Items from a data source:
####################
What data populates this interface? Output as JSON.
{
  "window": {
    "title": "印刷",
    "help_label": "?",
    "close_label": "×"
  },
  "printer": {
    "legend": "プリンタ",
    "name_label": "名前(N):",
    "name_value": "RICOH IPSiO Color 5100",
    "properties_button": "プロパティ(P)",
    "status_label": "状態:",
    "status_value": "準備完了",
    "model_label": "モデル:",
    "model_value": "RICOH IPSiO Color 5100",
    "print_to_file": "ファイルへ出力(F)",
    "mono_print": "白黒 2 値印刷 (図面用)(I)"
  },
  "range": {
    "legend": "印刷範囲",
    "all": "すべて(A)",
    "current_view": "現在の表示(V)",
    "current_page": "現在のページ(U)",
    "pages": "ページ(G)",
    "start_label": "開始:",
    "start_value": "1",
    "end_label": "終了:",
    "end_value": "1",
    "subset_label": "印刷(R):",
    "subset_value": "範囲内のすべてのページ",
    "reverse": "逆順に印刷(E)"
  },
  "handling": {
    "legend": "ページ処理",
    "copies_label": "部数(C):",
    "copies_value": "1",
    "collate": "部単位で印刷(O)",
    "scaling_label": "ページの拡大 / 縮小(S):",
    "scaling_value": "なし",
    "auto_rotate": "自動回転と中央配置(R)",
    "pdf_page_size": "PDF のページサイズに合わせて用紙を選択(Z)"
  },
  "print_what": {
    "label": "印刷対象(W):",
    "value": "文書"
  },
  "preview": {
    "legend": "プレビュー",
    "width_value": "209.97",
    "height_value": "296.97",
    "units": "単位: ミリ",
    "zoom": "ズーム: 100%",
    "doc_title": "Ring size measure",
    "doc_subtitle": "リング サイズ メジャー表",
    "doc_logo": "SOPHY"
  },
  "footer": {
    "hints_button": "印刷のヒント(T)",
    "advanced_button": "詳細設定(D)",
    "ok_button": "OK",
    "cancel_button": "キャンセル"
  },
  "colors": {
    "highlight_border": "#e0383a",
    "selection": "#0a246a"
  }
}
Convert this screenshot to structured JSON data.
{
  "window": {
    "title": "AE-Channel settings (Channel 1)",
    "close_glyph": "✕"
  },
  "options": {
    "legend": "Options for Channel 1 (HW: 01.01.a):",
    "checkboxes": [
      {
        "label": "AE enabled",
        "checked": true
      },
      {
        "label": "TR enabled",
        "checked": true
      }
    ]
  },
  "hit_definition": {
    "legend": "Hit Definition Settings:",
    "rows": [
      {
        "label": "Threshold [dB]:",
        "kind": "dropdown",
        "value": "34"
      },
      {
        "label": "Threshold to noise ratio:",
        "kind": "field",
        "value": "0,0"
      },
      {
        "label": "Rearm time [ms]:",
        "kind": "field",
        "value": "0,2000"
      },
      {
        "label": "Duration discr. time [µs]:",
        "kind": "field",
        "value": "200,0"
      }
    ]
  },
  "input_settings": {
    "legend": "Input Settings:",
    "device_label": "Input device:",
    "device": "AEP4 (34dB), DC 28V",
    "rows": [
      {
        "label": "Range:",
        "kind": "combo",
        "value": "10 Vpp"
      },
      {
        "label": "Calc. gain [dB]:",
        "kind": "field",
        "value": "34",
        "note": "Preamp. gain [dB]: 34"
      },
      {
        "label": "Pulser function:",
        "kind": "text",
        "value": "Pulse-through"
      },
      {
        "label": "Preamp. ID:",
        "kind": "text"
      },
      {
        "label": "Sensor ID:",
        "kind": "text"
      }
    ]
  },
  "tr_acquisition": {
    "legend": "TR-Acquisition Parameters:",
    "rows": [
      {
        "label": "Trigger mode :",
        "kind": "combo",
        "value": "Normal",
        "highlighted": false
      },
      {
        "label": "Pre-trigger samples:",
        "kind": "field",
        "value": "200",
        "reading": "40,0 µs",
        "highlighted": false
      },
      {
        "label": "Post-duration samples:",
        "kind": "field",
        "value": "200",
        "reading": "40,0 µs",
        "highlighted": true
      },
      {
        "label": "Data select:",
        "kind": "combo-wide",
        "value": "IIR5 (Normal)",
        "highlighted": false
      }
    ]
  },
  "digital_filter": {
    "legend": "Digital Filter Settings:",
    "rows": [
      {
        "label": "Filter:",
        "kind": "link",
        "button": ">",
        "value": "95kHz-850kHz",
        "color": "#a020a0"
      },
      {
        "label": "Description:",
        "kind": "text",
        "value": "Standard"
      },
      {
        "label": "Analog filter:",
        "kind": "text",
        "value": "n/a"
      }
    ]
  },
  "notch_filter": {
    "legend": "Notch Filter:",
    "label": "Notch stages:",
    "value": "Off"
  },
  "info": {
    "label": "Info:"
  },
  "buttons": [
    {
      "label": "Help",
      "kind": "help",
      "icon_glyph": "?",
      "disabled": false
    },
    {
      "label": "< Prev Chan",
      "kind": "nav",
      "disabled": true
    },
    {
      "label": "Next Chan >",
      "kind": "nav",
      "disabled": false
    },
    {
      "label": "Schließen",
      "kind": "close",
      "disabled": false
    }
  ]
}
####################
In the records above, find each line that holds the word "IPSiO"; copy all such lines.

    "name_value": "RICOH IPSiO Color 5100",
    "model_value": "RICOH IPSiO Color 5100",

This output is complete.